Stored data entries
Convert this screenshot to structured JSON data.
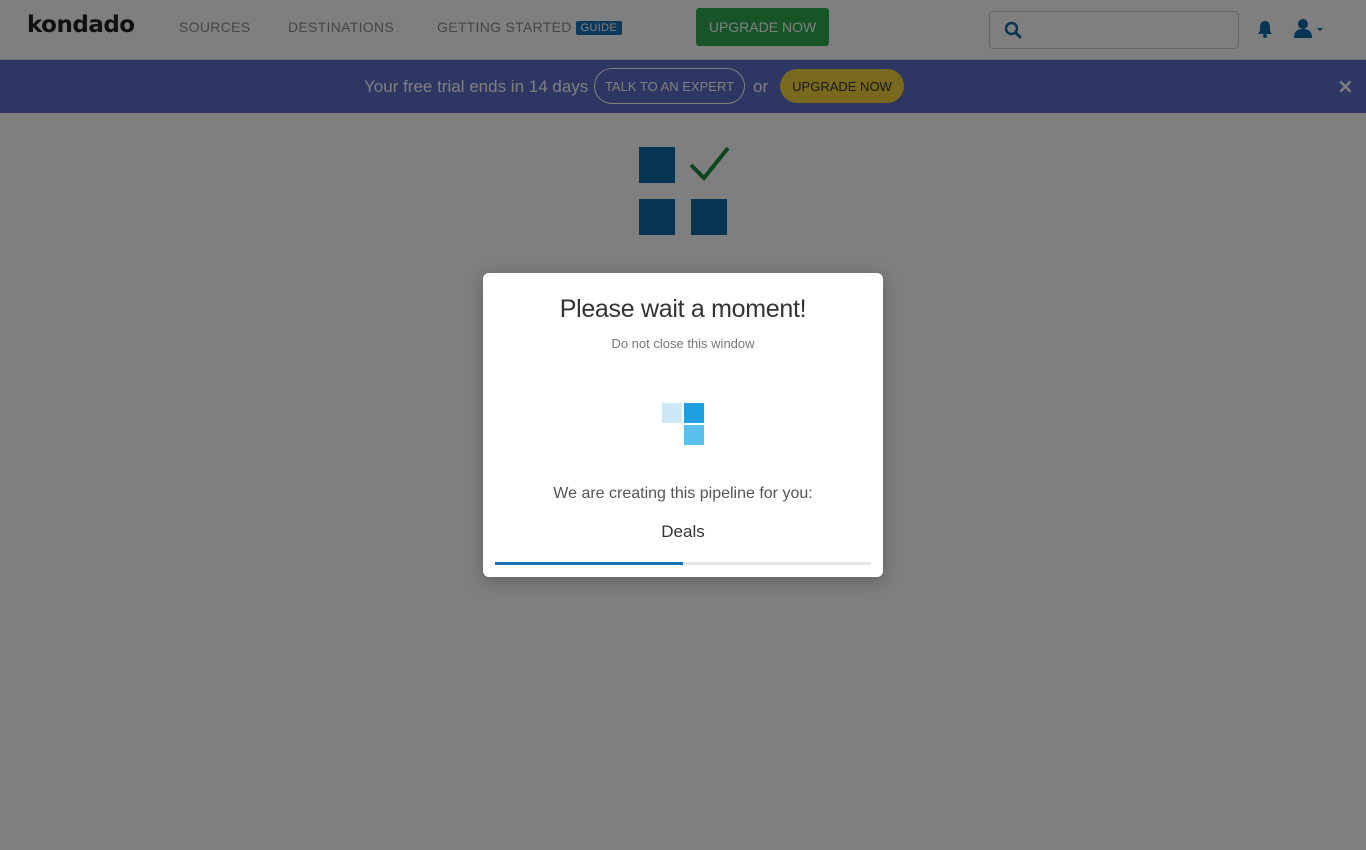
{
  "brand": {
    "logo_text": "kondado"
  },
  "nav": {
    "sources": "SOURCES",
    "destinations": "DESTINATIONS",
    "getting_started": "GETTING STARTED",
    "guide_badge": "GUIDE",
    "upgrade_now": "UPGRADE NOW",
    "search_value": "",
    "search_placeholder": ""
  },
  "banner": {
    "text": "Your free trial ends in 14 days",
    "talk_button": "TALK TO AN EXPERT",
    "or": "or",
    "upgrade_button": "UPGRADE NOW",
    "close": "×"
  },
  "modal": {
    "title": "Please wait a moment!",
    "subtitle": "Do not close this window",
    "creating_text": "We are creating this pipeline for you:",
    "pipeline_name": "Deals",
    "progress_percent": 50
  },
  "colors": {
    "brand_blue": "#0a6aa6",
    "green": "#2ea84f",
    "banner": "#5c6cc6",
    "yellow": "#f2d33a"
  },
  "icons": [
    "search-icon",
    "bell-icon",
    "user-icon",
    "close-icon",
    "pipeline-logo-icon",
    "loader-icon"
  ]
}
...
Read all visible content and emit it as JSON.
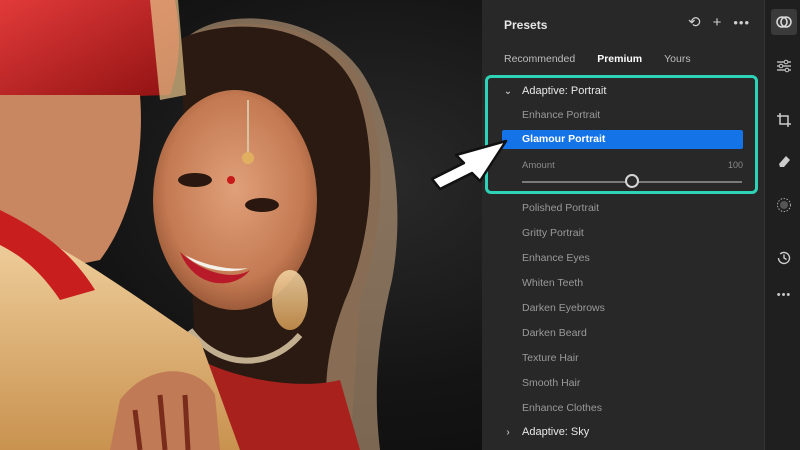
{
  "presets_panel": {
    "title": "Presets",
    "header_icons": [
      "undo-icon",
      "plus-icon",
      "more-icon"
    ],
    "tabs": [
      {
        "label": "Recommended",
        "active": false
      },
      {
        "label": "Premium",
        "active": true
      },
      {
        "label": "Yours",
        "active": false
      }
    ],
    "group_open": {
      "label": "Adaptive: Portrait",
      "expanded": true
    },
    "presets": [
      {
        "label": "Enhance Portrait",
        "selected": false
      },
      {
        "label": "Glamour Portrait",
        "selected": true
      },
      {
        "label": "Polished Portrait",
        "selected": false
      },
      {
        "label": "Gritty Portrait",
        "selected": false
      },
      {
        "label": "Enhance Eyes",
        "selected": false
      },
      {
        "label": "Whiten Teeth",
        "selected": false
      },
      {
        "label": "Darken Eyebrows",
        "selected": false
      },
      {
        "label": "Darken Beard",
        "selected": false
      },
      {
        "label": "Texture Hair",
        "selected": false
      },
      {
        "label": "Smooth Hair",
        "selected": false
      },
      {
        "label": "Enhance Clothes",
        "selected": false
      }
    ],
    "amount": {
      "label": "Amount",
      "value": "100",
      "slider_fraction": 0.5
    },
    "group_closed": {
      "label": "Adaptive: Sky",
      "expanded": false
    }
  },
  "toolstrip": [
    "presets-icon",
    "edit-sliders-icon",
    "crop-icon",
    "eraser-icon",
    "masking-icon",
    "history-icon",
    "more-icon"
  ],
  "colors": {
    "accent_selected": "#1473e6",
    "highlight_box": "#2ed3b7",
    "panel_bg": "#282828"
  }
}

**Written instruction**
Working from the entries above, return all lines that contain "UPGRADE".

**Expected output**
    "upgrade_now": "UPGRADE NOW",
    "upgrade_button": "UPGRADE NOW",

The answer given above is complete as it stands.